**EXCERPTED DATA**

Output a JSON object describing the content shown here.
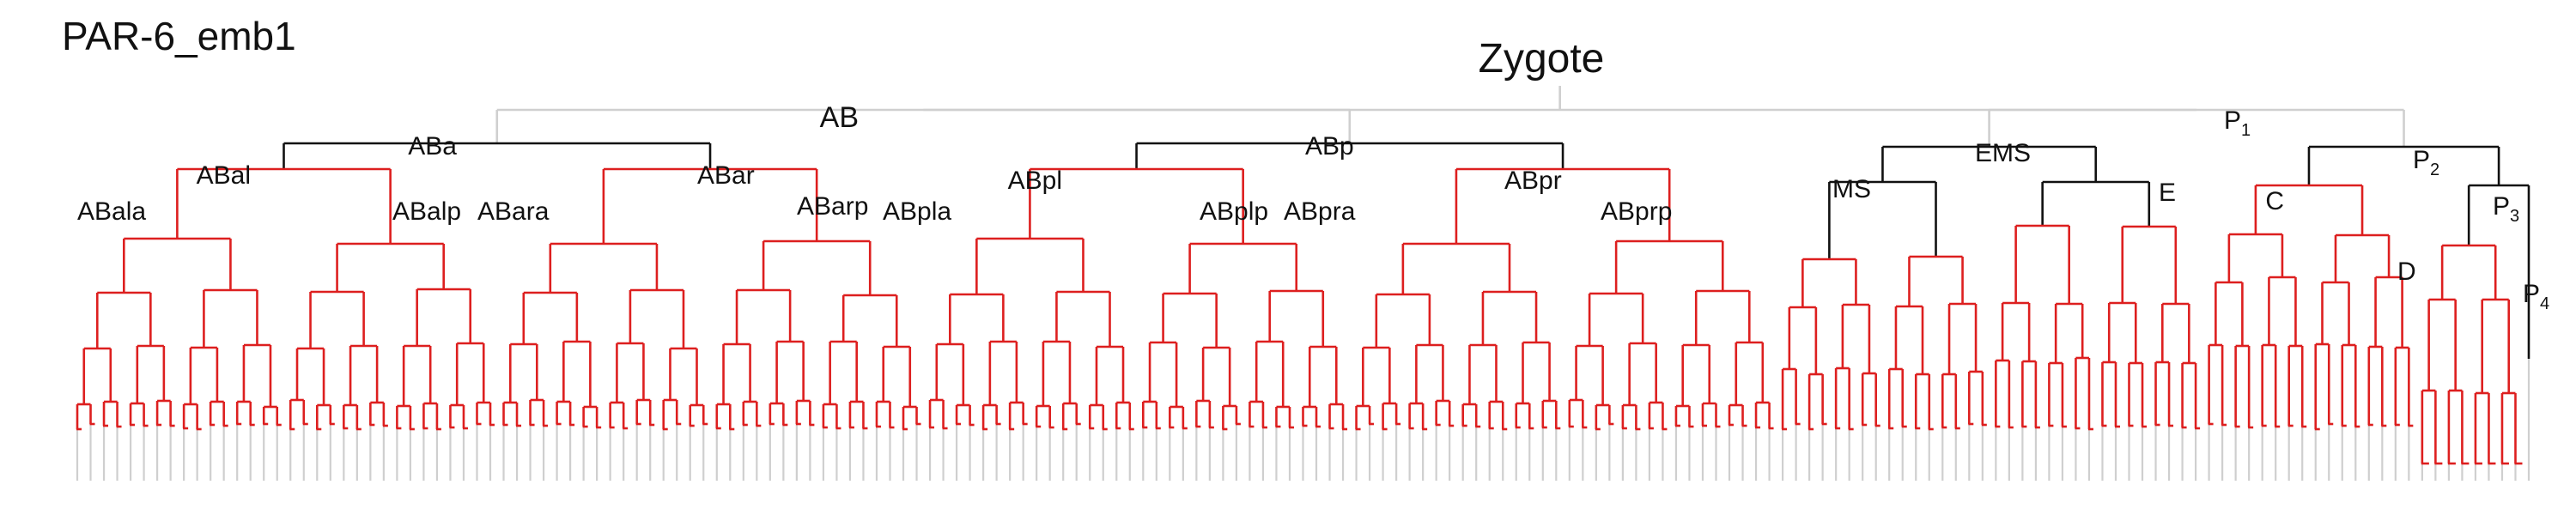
{
  "figure": {
    "corner_title": "PAR-6_emb1",
    "root_label": "Zygote",
    "colors": {
      "gray": "#cfcfcf",
      "black": "#111111",
      "red": "#dd1f1f",
      "text": "#111111"
    }
  },
  "labels": [
    {
      "key": "AB",
      "text": "AB"
    },
    {
      "key": "P1",
      "text": "P",
      "sub": "1"
    },
    {
      "key": "ABa",
      "text": "ABa"
    },
    {
      "key": "ABp",
      "text": "ABp"
    },
    {
      "key": "EMS",
      "text": "EMS"
    },
    {
      "key": "P2",
      "text": "P",
      "sub": "2"
    },
    {
      "key": "ABal",
      "text": "ABal"
    },
    {
      "key": "ABar",
      "text": "ABar"
    },
    {
      "key": "ABpl",
      "text": "ABpl"
    },
    {
      "key": "ABpr",
      "text": "ABpr"
    },
    {
      "key": "MS",
      "text": "MS"
    },
    {
      "key": "E",
      "text": "E"
    },
    {
      "key": "C",
      "text": "C"
    },
    {
      "key": "P3",
      "text": "P",
      "sub": "3"
    },
    {
      "key": "ABala",
      "text": "ABala"
    },
    {
      "key": "ABalp",
      "text": "ABalp"
    },
    {
      "key": "ABara",
      "text": "ABara"
    },
    {
      "key": "ABarp",
      "text": "ABarp"
    },
    {
      "key": "ABpla",
      "text": "ABpla"
    },
    {
      "key": "ABplp",
      "text": "ABplp"
    },
    {
      "key": "ABpra",
      "text": "ABpra"
    },
    {
      "key": "ABprp",
      "text": "ABprp"
    },
    {
      "key": "D",
      "text": "D"
    },
    {
      "key": "P4",
      "text": "P",
      "sub": "4"
    }
  ]
}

**STATED TASK**
Reproduce the material in its entirety and word for word, without the pictures.

**EXERCISE OUTPUT**
Output a JSON object describing the content shown here.
{
  "figure": {
    "corner_title": "PAR-6_emb1",
    "root_label": "Zygote",
    "colors": {
      "gray": "#cfcfcf",
      "black": "#111111",
      "red": "#dd1f1f",
      "text": "#111111"
    }
  },
  "labels": [
    {
      "key": "AB",
      "text": "AB"
    },
    {
      "key": "P1",
      "text": "P",
      "sub": "1"
    },
    {
      "key": "ABa",
      "text": "ABa"
    },
    {
      "key": "ABp",
      "text": "ABp"
    },
    {
      "key": "EMS",
      "text": "EMS"
    },
    {
      "key": "P2",
      "text": "P",
      "sub": "2"
    },
    {
      "key": "ABal",
      "text": "ABal"
    },
    {
      "key": "ABar",
      "text": "ABar"
    },
    {
      "key": "ABpl",
      "text": "ABpl"
    },
    {
      "key": "ABpr",
      "text": "ABpr"
    },
    {
      "key": "MS",
      "text": "MS"
    },
    {
      "key": "E",
      "text": "E"
    },
    {
      "key": "C",
      "text": "C"
    },
    {
      "key": "P3",
      "text": "P",
      "sub": "3"
    },
    {
      "key": "ABala",
      "text": "ABala"
    },
    {
      "key": "ABalp",
      "text": "ABalp"
    },
    {
      "key": "ABara",
      "text": "ABara"
    },
    {
      "key": "ABarp",
      "text": "ABarp"
    },
    {
      "key": "ABpla",
      "text": "ABpla"
    },
    {
      "key": "ABplp",
      "text": "ABplp"
    },
    {
      "key": "ABpra",
      "text": "ABpra"
    },
    {
      "key": "ABprp",
      "text": "ABprp"
    },
    {
      "key": "D",
      "text": "D"
    },
    {
      "key": "P4",
      "text": "P",
      "sub": "4"
    }
  ]
}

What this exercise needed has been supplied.